• WRITTEN INSTRUCTION:
Copy out every line of the data exactly.

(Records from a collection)
···

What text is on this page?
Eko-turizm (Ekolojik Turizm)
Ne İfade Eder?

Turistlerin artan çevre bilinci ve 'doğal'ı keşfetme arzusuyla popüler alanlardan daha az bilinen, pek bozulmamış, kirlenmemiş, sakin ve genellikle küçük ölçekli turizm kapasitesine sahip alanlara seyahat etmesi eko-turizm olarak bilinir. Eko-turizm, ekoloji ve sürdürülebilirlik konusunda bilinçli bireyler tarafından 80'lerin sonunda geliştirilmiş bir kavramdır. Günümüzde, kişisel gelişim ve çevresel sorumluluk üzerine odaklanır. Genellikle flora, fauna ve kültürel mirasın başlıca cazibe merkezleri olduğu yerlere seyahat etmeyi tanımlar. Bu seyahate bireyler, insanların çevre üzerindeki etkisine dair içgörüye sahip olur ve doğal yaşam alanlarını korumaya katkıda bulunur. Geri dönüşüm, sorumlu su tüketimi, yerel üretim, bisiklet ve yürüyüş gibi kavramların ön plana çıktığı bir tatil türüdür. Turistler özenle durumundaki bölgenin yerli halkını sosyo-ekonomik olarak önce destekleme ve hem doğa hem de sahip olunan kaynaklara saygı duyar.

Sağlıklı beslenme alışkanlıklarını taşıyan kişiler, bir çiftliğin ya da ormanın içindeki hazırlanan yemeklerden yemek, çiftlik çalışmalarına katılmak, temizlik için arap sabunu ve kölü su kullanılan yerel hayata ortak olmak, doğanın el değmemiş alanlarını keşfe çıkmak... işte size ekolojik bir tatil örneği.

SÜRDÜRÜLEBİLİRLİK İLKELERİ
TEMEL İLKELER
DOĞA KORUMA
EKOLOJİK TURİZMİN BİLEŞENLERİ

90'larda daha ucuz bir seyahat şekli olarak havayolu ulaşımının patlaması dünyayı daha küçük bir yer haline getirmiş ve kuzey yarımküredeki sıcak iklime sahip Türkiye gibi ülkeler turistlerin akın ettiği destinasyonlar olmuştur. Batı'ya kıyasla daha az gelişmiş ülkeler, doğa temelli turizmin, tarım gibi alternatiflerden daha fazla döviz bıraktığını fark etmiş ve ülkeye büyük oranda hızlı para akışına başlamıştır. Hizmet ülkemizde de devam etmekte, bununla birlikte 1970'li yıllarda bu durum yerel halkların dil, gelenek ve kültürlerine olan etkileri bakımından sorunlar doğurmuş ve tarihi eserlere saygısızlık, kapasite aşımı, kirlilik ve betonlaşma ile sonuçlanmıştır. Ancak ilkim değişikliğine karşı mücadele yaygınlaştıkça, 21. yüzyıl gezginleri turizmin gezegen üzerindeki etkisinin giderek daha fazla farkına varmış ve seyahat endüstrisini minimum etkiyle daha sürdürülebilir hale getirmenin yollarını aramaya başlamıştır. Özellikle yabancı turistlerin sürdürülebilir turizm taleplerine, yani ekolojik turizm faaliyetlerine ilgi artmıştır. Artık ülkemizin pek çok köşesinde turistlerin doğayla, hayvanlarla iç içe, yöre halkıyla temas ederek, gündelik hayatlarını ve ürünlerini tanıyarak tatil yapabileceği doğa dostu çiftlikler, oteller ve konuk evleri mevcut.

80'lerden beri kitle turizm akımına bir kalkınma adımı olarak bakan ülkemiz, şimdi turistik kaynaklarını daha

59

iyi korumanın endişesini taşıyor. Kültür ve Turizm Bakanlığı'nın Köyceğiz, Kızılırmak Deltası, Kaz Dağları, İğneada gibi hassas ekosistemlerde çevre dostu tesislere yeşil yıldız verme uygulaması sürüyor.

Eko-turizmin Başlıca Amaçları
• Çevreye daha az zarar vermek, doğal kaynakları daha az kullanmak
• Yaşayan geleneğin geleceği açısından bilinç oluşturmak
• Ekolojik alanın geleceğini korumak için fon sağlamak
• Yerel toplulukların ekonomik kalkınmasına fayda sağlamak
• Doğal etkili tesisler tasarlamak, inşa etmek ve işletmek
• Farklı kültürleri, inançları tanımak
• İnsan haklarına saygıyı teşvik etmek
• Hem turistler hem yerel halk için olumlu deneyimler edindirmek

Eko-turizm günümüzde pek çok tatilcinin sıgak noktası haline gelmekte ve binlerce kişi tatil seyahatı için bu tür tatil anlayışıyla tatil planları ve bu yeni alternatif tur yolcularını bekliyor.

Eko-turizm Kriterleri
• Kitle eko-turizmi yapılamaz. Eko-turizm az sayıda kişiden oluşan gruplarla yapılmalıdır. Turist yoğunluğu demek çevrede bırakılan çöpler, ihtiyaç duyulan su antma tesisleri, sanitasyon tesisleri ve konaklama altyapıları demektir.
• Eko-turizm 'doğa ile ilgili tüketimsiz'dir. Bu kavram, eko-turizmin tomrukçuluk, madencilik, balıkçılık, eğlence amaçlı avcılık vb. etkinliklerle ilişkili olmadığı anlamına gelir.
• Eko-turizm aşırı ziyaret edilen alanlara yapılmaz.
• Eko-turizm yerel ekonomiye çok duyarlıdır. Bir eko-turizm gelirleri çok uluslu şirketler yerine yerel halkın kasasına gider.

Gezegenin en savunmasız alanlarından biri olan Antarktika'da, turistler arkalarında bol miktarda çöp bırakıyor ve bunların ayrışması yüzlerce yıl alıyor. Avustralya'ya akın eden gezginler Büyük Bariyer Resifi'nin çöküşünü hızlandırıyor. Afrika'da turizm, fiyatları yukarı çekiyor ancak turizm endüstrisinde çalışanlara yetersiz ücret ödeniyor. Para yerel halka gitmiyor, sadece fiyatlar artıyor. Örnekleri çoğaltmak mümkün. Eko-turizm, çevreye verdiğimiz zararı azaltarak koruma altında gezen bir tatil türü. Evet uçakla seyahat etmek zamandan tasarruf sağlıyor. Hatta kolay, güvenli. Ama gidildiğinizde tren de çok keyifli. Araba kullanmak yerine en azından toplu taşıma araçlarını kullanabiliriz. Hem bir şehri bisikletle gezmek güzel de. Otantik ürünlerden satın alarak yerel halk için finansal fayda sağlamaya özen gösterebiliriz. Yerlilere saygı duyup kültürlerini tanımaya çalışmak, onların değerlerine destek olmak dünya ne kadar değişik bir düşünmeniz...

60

···

• PROBLEM SOLUTION:
What text is on this page?
Eko-turizm (Ekolojik Turizm)
Ne İfade Eder?

Turistlerin artan çevre bilinci ve 'doğal'ı keşfetme arzusuyla popüler alanlardan daha az bilinen, pek bozulmamış, kirlenmemiş, sakin ve genellikle küçük ölçekli turizm kapasitesine sahip alanlara seyahat etmesi eko-turizm olarak bilinir. Eko-turizm, ekoloji ve sürdürülebilirlik konusunda bilinçli bireyler tarafından 80'lerin sonunda geliştirilmiş bir kavramdır. Günümüzde, kişisel gelişim ve çevresel sorumluluk üzerine odaklanır. Genellikle flora, fauna ve kültürel mirasın başlıca cazibe merkezleri olduğu yerlere seyahat etmeyi tanımlar. Bu seyahate bireyler, insanların çevre üzerindeki etkisine dair içgörüye sahip olur ve doğal yaşam alanlarını korumaya katkıda bulunur. Geri dönüşüm, sorumlu su tüketimi, yerel üretim, bisiklet ve yürüyüş gibi kavramların ön plana çıktığı bir tatil türüdür. Turistler özenle durumundaki bölgenin yerli halkını sosyo-ekonomik olarak önce destekleme ve hem doğa hem de sahip olunan kaynaklara saygı duyar.

Sağlıklı beslenme alışkanlıklarını taşıyan kişiler, bir çiftliğin ya da ormanın içindeki hazırlanan yemeklerden yemek, çiftlik çalışmalarına katılmak, temizlik için arap sabunu ve kölü su kullanılan yerel hayata ortak olmak, doğanın el değmemiş alanlarını keşfe çıkmak... işte size ekolojik bir tatil örneği.

SÜRDÜRÜLEBİLİRLİK İLKELERİ
TEMEL İLKELER
DOĞA KORUMA
EKOLOJİK TURİZMİN BİLEŞENLERİ

90'larda daha ucuz bir seyahat şekli olarak havayolu ulaşımının patlaması dünyayı daha küçük bir yer haline getirmiş ve kuzey yarımküredeki sıcak iklime sahip Türkiye gibi ülkeler turistlerin akın ettiği destinasyonlar olmuştur. Batı'ya kıyasla daha az gelişmiş ülkeler, doğa temelli turizmin, tarım gibi alternatiflerden daha fazla döviz bıraktığını fark etmiş ve ülkeye büyük oranda hızlı para akışına başlamıştır. Hizmet ülkemizde de devam etmekte, bununla birlikte 1970'li yıllarda bu durum yerel halkların dil, gelenek ve kültürlerine olan etkileri bakımından sorunlar doğurmuş ve tarihi eserlere saygısızlık, kapasite aşımı, kirlilik ve betonlaşma ile sonuçlanmıştır. Ancak ilkim değişikliğine karşı mücadele yaygınlaştıkça, 21. yüzyıl gezginleri turizmin gezegen üzerindeki etkisinin giderek daha fazla farkına varmış ve seyahat endüstrisini minimum etkiyle daha sürdürülebilir hale getirmenin yollarını aramaya başlamıştır. Özellikle yabancı turistlerin sürdürülebilir turizm taleplerine, yani ekolojik turizm faaliyetlerine ilgi artmıştır. Artık ülkemizin pek çok köşesinde turistlerin doğayla, hayvanlarla iç içe, yöre halkıyla temas ederek, gündelik hayatlarını ve ürünlerini tanıyarak tatil yapabileceği doğa dostu çiftlikler, oteller ve konuk evleri mevcut.

80'lerden beri kitle turizm akımına bir kalkınma adımı olarak bakan ülkemiz, şimdi turistik kaynaklarını daha

59

iyi korumanın endişesini taşıyor. Kültür ve Turizm Bakanlığı'nın Köyceğiz, Kızılırmak Deltası, Kaz Dağları, İğneada gibi hassas ekosistemlerde çevre dostu tesislere yeşil yıldız verme uygulaması sürüyor.

Eko-turizmin Başlıca Amaçları
• Çevreye daha az zarar vermek, doğal kaynakları daha az kullanmak
• Yaşayan geleneğin geleceği açısından bilinç oluşturmak
• Ekolojik alanın geleceğini korumak için fon sağlamak
• Yerel toplulukların ekonomik kalkınmasına fayda sağlamak
• Doğal etkili tesisler tasarlamak, inşa etmek ve işletmek
• Farklı kültürleri, inançları tanımak
• İnsan haklarına saygıyı teşvik etmek
• Hem turistler hem yerel halk için olumlu deneyimler edindirmek

Eko-turizm günümüzde pek çok tatilcinin sıgak noktası haline gelmekte ve binlerce kişi tatil seyahatı için bu tür tatil anlayışıyla tatil planları ve bu yeni alternatif tur yolcularını bekliyor.

Eko-turizm Kriterleri
• Kitle eko-turizmi yapılamaz. Eko-turizm az sayıda kişiden oluşan gruplarla yapılmalıdır. Turist yoğunluğu demek çevrede bırakılan çöpler, ihtiyaç duyulan su antma tesisleri, sanitasyon tesisleri ve konaklama altyapıları demektir.
• Eko-turizm 'doğa ile ilgili tüketimsiz'dir. Bu kavram, eko-turizmin tomrukçuluk, madencilik, balıkçılık, eğlence amaçlı avcılık vb. etkinliklerle ilişkili olmadığı anlamına gelir.
• Eko-turizm aşırı ziyaret edilen alanlara yapılmaz.
• Eko-turizm yerel ekonomiye çok duyarlıdır. Bir eko-turizm gelirleri çok uluslu şirketler yerine yerel halkın kasasına gider.

Gezegenin en savunmasız alanlarından biri olan Antarktika'da, turistler arkalarında bol miktarda çöp bırakıyor ve bunların ayrışması yüzlerce yıl alıyor. Avustralya'ya akın eden gezginler Büyük Bariyer Resifi'nin çöküşünü hızlandırıyor. Afrika'da turizm, fiyatları yukarı çekiyor ancak turizm endüstrisinde çalışanlara yetersiz ücret ödeniyor. Para yerel halka gitmiyor, sadece fiyatlar artıyor. Örnekleri çoğaltmak mümkün. Eko-turizm, çevreye verdiğimiz zararı azaltarak koruma altında gezen bir tatil türü. Evet uçakla seyahat etmek zamandan tasarruf sağlıyor. Hatta kolay, güvenli. Ama gidildiğinizde tren de çok keyifli. Araba kullanmak yerine en azından toplu taşıma araçlarını kullanabiliriz. Hem bir şehri bisikletle gezmek güzel de. Otantik ürünlerden satın alarak yerel halk için finansal fayda sağlamaya özen gösterebiliriz. Yerlilere saygı duyup kültürlerini tanımaya çalışmak, onların değerlerine destek olmak dünya ne kadar değişik bir düşünmeniz...

60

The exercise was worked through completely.